Data extracted from a collection
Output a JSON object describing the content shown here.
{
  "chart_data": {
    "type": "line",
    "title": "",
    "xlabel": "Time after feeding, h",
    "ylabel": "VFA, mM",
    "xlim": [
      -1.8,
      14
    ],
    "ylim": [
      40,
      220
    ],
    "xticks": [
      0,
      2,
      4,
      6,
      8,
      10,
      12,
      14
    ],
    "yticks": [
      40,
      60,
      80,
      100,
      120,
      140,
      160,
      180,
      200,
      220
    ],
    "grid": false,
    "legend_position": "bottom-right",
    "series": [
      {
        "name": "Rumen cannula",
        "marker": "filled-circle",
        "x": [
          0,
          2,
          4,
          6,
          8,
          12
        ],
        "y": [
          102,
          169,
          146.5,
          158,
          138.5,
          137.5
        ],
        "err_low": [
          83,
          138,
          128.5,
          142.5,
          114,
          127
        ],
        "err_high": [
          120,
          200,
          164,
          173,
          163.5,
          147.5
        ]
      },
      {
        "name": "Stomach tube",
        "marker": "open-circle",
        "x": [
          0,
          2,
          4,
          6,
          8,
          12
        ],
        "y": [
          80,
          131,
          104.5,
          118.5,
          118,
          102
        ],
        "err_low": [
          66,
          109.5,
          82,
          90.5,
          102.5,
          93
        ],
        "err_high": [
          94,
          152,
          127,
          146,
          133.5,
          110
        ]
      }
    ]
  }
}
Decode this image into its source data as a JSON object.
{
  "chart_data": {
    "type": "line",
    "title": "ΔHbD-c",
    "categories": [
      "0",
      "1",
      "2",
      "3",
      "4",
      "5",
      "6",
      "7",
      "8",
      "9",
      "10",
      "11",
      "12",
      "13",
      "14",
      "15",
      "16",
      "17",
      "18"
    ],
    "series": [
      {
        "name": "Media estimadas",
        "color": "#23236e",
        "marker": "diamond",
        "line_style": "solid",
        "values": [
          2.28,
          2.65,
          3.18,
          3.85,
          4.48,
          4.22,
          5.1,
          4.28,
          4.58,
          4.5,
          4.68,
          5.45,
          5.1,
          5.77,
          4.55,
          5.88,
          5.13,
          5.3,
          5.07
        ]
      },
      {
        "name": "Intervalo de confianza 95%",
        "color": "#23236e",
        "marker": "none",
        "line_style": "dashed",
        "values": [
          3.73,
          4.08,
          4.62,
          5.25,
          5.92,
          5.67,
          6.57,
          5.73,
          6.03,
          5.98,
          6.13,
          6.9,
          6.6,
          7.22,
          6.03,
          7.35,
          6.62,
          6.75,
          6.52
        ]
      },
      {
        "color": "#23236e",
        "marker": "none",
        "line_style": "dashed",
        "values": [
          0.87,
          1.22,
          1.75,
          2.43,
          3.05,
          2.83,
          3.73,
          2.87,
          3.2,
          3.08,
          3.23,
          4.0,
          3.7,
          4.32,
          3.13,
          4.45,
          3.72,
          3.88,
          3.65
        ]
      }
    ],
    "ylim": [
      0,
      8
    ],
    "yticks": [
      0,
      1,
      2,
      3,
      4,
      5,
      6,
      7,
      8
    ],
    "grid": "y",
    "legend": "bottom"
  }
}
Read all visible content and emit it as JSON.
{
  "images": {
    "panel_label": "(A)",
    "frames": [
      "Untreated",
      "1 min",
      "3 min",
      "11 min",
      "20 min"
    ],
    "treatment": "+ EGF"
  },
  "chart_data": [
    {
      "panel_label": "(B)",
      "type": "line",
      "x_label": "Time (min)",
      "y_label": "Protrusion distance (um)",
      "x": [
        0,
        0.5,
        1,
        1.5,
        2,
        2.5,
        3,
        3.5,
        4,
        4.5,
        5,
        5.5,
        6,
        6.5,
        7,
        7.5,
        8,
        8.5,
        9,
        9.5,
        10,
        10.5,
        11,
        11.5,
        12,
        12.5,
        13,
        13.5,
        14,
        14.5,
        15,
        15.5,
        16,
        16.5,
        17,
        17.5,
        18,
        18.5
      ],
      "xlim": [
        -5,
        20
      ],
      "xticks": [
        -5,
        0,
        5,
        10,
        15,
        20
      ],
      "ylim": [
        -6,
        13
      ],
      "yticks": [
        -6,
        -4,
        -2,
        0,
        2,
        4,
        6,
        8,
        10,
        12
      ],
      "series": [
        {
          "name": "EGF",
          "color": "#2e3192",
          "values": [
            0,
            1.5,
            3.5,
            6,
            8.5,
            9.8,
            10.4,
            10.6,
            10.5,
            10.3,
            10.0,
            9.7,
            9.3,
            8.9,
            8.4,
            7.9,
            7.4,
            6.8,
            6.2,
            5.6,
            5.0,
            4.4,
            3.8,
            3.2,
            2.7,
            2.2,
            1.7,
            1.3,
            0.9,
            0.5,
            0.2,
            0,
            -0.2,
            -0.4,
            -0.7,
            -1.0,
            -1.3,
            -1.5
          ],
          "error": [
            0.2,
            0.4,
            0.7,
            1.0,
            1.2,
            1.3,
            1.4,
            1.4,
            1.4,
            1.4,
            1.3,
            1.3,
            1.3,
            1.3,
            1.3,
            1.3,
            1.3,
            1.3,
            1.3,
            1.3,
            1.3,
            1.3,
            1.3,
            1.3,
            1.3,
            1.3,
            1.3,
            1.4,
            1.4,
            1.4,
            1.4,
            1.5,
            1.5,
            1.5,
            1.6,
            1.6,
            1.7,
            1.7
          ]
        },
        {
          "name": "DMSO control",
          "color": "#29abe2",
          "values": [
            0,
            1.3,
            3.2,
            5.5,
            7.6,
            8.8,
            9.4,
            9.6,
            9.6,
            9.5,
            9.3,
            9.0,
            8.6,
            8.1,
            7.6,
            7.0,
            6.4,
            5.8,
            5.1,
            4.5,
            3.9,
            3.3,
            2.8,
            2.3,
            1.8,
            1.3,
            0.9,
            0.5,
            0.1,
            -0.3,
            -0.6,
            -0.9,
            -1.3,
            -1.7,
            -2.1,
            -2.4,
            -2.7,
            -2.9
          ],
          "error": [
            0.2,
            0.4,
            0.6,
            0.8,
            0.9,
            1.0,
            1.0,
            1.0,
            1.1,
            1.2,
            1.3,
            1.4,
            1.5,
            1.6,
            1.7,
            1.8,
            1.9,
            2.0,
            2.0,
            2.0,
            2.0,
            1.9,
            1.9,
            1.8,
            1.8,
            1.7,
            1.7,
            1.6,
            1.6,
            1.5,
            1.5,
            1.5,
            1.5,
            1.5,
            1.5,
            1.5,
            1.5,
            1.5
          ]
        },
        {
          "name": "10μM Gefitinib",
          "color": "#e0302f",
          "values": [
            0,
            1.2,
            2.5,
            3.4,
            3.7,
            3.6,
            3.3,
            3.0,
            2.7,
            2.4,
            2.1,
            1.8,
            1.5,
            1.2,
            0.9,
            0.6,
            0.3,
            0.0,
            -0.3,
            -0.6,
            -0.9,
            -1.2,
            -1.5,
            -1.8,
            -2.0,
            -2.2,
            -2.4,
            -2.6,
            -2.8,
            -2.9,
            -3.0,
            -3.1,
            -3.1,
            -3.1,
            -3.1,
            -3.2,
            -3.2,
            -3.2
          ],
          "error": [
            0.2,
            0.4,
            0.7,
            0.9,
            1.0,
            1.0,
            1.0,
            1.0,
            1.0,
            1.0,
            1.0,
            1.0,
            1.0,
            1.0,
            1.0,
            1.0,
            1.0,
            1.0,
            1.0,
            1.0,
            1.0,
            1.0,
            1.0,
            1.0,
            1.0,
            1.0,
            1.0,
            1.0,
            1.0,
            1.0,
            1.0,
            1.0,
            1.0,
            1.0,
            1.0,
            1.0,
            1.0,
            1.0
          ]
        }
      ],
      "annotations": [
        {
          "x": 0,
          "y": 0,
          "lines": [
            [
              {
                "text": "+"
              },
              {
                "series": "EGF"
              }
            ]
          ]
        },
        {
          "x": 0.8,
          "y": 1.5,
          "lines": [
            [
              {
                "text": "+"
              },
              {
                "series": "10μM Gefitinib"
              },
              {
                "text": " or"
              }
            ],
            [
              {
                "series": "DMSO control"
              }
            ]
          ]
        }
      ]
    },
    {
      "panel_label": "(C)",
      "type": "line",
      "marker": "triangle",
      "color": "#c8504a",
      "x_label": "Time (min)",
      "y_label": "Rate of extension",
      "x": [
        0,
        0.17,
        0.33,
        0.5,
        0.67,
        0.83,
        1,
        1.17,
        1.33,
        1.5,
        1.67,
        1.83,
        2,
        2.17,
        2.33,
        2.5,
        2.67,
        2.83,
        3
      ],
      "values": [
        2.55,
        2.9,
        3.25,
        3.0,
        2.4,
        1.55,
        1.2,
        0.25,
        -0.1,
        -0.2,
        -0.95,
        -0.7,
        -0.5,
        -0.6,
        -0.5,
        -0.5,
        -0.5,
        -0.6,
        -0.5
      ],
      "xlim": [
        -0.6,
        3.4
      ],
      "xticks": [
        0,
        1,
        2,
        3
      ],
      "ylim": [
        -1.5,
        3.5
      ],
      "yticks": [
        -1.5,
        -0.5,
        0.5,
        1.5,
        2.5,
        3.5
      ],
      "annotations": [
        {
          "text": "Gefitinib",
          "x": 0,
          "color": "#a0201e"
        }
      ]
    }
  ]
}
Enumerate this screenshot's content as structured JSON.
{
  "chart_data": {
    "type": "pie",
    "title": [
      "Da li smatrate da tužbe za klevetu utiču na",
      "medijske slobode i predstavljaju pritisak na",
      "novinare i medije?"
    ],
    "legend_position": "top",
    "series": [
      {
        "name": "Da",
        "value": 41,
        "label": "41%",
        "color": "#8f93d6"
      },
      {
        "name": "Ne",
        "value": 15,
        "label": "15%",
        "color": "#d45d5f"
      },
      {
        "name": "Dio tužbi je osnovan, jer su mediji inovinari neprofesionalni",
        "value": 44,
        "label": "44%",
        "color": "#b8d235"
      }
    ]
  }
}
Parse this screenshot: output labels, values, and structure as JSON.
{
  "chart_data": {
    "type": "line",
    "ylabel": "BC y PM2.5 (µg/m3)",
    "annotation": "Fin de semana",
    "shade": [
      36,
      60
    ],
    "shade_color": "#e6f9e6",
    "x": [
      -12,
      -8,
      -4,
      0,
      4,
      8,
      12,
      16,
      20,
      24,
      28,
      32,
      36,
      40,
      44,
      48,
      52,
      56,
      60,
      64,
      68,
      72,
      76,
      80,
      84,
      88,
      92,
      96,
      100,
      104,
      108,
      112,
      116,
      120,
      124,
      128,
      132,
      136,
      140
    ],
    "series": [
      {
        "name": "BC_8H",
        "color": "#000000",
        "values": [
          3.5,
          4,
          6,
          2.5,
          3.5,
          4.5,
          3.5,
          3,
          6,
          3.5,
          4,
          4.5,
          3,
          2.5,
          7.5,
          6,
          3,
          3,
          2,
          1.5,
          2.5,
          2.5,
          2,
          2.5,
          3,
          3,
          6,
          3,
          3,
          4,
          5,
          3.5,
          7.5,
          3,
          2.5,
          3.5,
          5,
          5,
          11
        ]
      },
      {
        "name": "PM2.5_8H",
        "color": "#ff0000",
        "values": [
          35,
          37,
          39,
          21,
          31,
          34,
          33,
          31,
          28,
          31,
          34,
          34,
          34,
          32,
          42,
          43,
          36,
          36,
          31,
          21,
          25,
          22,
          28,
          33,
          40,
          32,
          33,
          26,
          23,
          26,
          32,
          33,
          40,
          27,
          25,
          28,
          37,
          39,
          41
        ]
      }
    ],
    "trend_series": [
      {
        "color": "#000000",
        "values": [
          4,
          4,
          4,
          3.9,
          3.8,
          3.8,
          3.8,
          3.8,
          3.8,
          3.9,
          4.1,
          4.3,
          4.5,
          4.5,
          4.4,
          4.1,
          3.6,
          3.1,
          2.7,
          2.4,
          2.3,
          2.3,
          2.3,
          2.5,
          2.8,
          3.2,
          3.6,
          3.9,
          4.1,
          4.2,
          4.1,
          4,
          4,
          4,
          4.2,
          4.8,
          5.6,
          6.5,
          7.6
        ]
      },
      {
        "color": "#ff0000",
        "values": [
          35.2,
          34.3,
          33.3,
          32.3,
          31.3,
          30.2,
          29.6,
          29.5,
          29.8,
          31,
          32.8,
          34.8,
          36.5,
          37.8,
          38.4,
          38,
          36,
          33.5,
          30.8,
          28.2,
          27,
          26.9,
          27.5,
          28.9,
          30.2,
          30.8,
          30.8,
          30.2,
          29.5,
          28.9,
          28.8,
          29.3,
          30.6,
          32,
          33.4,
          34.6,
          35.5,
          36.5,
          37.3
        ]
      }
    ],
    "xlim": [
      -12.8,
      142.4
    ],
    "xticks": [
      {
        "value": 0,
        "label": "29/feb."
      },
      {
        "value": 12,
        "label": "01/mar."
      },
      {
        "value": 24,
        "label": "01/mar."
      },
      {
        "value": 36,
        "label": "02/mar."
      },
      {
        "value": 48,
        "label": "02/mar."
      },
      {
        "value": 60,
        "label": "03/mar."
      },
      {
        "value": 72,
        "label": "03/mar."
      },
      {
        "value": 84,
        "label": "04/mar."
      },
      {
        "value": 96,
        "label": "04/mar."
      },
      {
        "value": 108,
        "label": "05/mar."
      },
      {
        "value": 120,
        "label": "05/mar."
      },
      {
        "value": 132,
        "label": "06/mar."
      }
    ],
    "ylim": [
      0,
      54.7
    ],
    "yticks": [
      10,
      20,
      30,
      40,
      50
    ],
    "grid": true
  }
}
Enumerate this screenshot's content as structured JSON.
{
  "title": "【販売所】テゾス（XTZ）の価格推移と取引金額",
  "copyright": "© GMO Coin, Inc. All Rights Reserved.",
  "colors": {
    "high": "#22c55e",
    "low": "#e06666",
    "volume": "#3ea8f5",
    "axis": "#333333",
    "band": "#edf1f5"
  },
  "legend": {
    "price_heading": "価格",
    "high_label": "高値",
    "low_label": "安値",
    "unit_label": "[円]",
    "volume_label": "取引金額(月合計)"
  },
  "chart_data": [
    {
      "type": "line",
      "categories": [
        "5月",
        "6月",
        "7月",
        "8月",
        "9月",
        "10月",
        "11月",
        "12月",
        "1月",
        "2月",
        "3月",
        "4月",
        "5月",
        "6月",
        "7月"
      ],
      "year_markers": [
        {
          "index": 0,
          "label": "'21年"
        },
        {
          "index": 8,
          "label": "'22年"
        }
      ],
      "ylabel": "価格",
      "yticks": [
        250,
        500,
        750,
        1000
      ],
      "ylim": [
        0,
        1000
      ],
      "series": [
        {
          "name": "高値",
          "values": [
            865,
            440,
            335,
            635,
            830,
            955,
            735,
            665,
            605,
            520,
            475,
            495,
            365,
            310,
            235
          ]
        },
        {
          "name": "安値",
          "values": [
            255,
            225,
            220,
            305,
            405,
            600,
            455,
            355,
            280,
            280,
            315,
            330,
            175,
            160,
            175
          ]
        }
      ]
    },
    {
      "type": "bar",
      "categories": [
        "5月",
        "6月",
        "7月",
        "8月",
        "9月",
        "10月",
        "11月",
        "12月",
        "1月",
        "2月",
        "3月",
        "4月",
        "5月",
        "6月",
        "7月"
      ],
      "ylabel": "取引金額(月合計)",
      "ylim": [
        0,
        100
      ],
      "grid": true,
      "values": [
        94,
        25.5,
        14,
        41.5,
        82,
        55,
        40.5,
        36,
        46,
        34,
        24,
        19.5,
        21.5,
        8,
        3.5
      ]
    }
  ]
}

GOAL: Among the lines of the data above, determine how many contain the word "object". Report the number alone.

OUTPUT BELOW: 2